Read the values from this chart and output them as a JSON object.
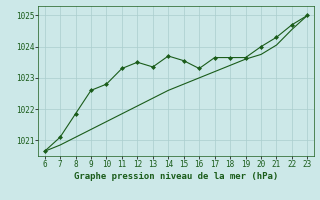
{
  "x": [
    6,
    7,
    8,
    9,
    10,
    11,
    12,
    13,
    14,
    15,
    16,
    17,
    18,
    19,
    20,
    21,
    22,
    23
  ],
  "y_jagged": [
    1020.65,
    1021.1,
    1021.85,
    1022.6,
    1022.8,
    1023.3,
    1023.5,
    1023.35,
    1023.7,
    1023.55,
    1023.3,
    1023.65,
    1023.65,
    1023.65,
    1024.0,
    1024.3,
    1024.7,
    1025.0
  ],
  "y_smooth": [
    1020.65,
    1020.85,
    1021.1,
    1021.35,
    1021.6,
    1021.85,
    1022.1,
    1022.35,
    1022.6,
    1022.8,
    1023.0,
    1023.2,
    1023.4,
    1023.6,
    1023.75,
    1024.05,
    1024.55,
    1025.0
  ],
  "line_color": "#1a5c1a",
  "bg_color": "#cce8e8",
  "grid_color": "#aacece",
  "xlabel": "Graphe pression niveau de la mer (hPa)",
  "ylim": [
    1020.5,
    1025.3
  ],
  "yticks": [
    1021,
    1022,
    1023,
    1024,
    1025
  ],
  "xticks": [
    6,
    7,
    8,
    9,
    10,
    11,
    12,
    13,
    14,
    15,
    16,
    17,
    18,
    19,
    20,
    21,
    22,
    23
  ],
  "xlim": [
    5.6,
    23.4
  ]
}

INSTRUCTIONS FOR THE TASK.
Without the pictures, write out all of the material exactly.

TASK RESULT.
Read the values from this chart and output them as a JSON object.
{
  "x": [
    6,
    7,
    8,
    9,
    10,
    11,
    12,
    13,
    14,
    15,
    16,
    17,
    18,
    19,
    20,
    21,
    22,
    23
  ],
  "y_jagged": [
    1020.65,
    1021.1,
    1021.85,
    1022.6,
    1022.8,
    1023.3,
    1023.5,
    1023.35,
    1023.7,
    1023.55,
    1023.3,
    1023.65,
    1023.65,
    1023.65,
    1024.0,
    1024.3,
    1024.7,
    1025.0
  ],
  "y_smooth": [
    1020.65,
    1020.85,
    1021.1,
    1021.35,
    1021.6,
    1021.85,
    1022.1,
    1022.35,
    1022.6,
    1022.8,
    1023.0,
    1023.2,
    1023.4,
    1023.6,
    1023.75,
    1024.05,
    1024.55,
    1025.0
  ],
  "line_color": "#1a5c1a",
  "bg_color": "#cce8e8",
  "grid_color": "#aacece",
  "xlabel": "Graphe pression niveau de la mer (hPa)",
  "ylim": [
    1020.5,
    1025.3
  ],
  "yticks": [
    1021,
    1022,
    1023,
    1024,
    1025
  ],
  "xticks": [
    6,
    7,
    8,
    9,
    10,
    11,
    12,
    13,
    14,
    15,
    16,
    17,
    18,
    19,
    20,
    21,
    22,
    23
  ],
  "xlim": [
    5.6,
    23.4
  ]
}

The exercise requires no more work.